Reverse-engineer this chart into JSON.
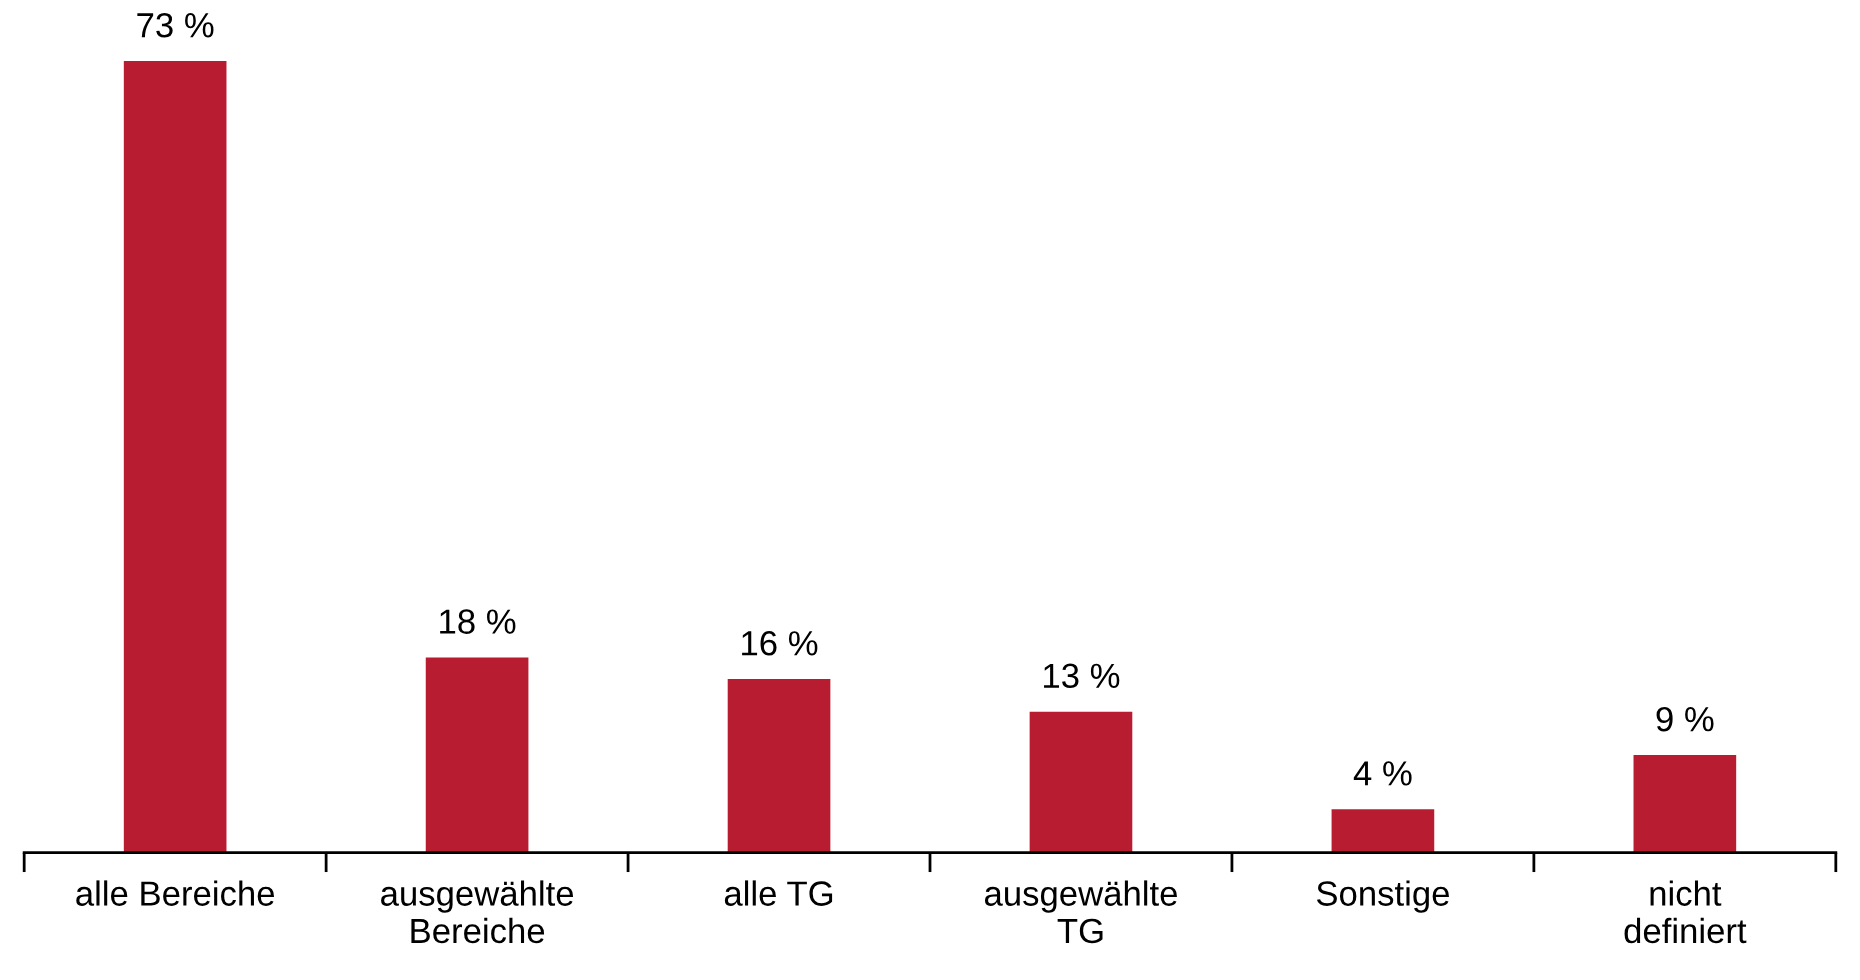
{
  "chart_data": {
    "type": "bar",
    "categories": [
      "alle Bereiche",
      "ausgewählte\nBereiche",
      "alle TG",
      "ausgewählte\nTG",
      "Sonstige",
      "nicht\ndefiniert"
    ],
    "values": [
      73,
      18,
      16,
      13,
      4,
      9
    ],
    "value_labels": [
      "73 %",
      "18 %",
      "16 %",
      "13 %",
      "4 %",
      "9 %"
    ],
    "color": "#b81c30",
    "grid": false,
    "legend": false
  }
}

▶ _WHAT THE TASK ASKS_
Transcribe the records verbatim and omit the images.

▶ _EXERCISE RESULT_
Reverse-engineer this chart into JSON.
{
  "chart_data": {
    "type": "bar",
    "categories": [
      "alle Bereiche",
      "ausgewählte\nBereiche",
      "alle TG",
      "ausgewählte\nTG",
      "Sonstige",
      "nicht\ndefiniert"
    ],
    "values": [
      73,
      18,
      16,
      13,
      4,
      9
    ],
    "value_labels": [
      "73 %",
      "18 %",
      "16 %",
      "13 %",
      "4 %",
      "9 %"
    ],
    "color": "#b81c30",
    "grid": false,
    "legend": false
  }
}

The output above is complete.